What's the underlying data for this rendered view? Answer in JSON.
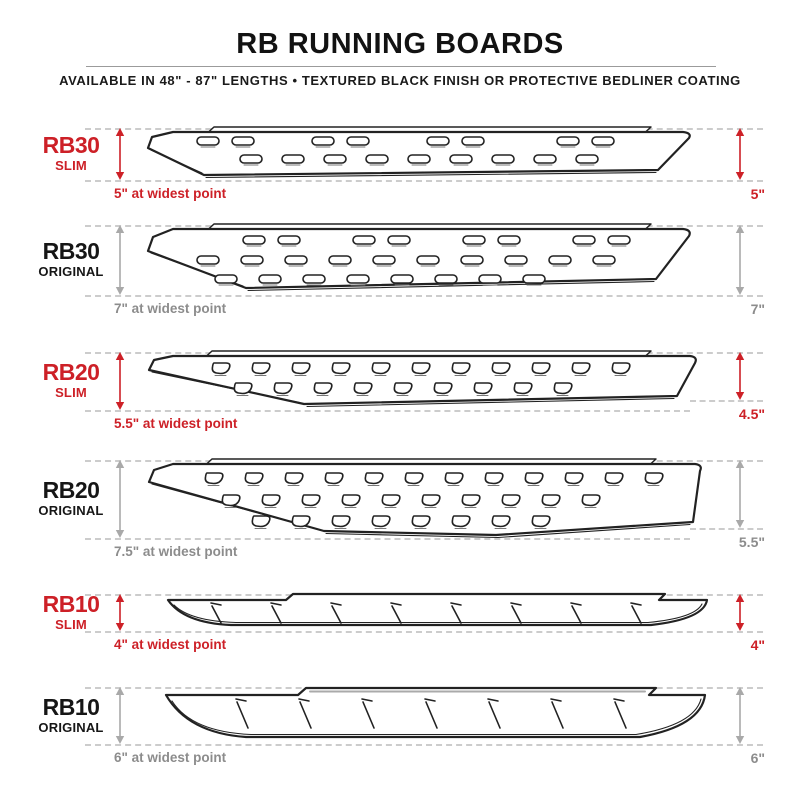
{
  "header": {
    "title": "RB RUNNING BOARDS",
    "subtitle": "AVAILABLE IN 48\" - 87\" LENGTHS   •   TEXTURED BLACK FINISH OR PROTECTIVE BEDLINER COATING"
  },
  "colors": {
    "red": "#cd2027",
    "black_text": "#161616",
    "gray_text": "#8c8c8c",
    "gray_arrow": "#a9a9a9",
    "dash_gray": "#cccccc",
    "line_dark": "#222222"
  },
  "boards": [
    {
      "model": "RB30",
      "variant": "SLIM",
      "accent": "red",
      "width_note": "5\" at widest point",
      "height_label": "5\"",
      "slot_style": "stadium-slots",
      "slot_rows": [
        8,
        9
      ]
    },
    {
      "model": "RB30",
      "variant": "ORIGINAL",
      "accent": "black",
      "width_note": "7\" at widest point",
      "height_label": "7\"",
      "slot_style": "stadium-slots",
      "slot_rows": [
        8,
        10,
        8
      ]
    },
    {
      "model": "RB20",
      "variant": "SLIM",
      "accent": "red",
      "width_note": "5.5\" at widest point",
      "height_label": "4.5\"",
      "slot_style": "d-slots",
      "slot_rows": [
        11,
        9
      ]
    },
    {
      "model": "RB20",
      "variant": "ORIGINAL",
      "accent": "black",
      "width_note": "7.5\" at widest point",
      "height_label": "5.5\"",
      "slot_style": "d-slots",
      "slot_rows": [
        12,
        10,
        8
      ]
    },
    {
      "model": "RB10",
      "variant": "SLIM",
      "accent": "red",
      "width_note": "4\" at widest point",
      "height_label": "4\"",
      "slot_style": "tick-slots",
      "slot_rows": [
        8
      ]
    },
    {
      "model": "RB10",
      "variant": "ORIGINAL",
      "accent": "black",
      "width_note": "6\" at widest point",
      "height_label": "6\"",
      "slot_style": "tick-slots",
      "slot_rows": [
        7
      ]
    }
  ]
}
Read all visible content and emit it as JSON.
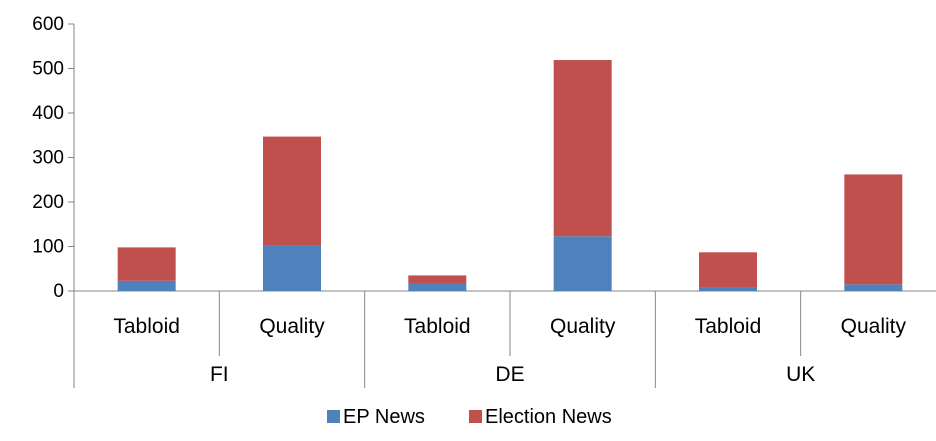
{
  "chart_data": {
    "type": "bar",
    "stacked": true,
    "groups": [
      {
        "label": "FI",
        "categories": [
          "Tabloid",
          "Quality"
        ]
      },
      {
        "label": "DE",
        "categories": [
          "Tabloid",
          "Quality"
        ]
      },
      {
        "label": "UK",
        "categories": [
          "Tabloid",
          "Quality"
        ]
      }
    ],
    "categories": [
      "FI Tabloid",
      "FI Quality",
      "DE Tabloid",
      "DE Quality",
      "UK Tabloid",
      "UK Quality"
    ],
    "series": [
      {
        "name": "EP News",
        "color": "#4F81BD",
        "values": [
          23,
          102,
          18,
          123,
          7,
          15
        ]
      },
      {
        "name": "Election News",
        "color": "#C0504D",
        "values": [
          75,
          245,
          17,
          396,
          80,
          247
        ]
      }
    ],
    "ylim": [
      0,
      600
    ],
    "yticks": [
      0,
      100,
      200,
      300,
      400,
      500,
      600
    ],
    "grid": false,
    "legend": "bottom",
    "title": "",
    "xlabel": "",
    "ylabel": ""
  }
}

What you have to do: Give the count of lines holding the word "point" and nothing more.

Solution to the problem: 6